— START Passage provided —

Column Editor: Ann Okerson (Advisor on Electronic Resources Strategy, Center for Research Libraries)
The second most remarkable thing in Dublin, Ireland the last week of February was the weather — we were there for several days and were rained on for only ten minutes the whole time. Otherwise the days were sunny and mild, spring flowers were blooming, and hearts were gladdened. Even the bronze statue of Molly Malone, the fish-lady of legend, was looking almost cheerful.
But the most remarkable event was a two-day conference/workshop sponsored by our IFLA Library Publishing Special Interest Group and held on the premises of the Dublin Business School about two blocks from Molly’s statue. Ever since the Goodall Family Foundation gave a grant to Alex Holzman and me to document this emerging area of library activity, I’ve been involved in it — and in IFLA for many years — and had an organizing role in this event. (“The Once and Future Publishing Library,” Washington DC, CLIR, 2015. https://www.clir.org/pubs/reports/pub166/. It had an impact when we wrote it, and now reads more like a historical monument!)
The remarkable success of the Dublin/IFLA SIG meeting had everything to do with the currency and importance of the subject PLUS the splendid organization by two dynamic Irish librarians, Jane Buggle of DBS and her colleague Marie O’Neill, who has just moved from DBS to CCT College, a nearby technology institute. Also present and lending strong support was the impressive Dr. Philip Cohen, President of the Library Association of Ireland.

— END Passage provided —

▶ What this exercise asks:
1. According to the Dublin conference column, on whose premises was the two-day conference/workshop held?
2. Carry on the Dublin conference column from its last sentence.
The lines that come next are from a separate source.

— START Dataset section —

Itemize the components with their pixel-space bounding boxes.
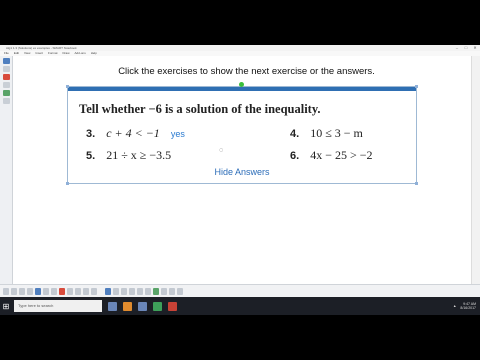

— END Dataset section —

▶ Written responses:
1. The Dublin Business School.

2.
The last similar meeting co-sponsored with IFLA was held at the University of Michigan in summer 2016 as a preconference to the main IFLA Congress in Columbus. That exceptional Ann Arbor event was heavy on startups, theory, and prospects; in Dublin there were striking stories of successful, scaled-up projects and the growing routinization of publishing into library missions and workflow. (Proceedings in the special issue of Journal of Electronic Publishing: https://quod.lib.umich.edu/j/jep/3336451.0020.2*)
Many speakers stepped up: among them were Tom Grady of White Rose University Press, a consortium of university libraries in north Yorkshire (where the white rose was worn in the War of the Roses); Suzanne Cady Stapleton of the University of Florida; Christina Lenz of Stockholm University Press; Helge Hølvik and Trude Eikebrokk of OsloMet University Library; Ally Laird of Penn State; Helen Fallon of Ireland’s Maynooth University Library; and Michelle Wilson of Columbia University Library — all with success stories to tell and interesting lessons to draw. And at some point, the quantity of success stories began to be a lesson in itself of just how much is going on.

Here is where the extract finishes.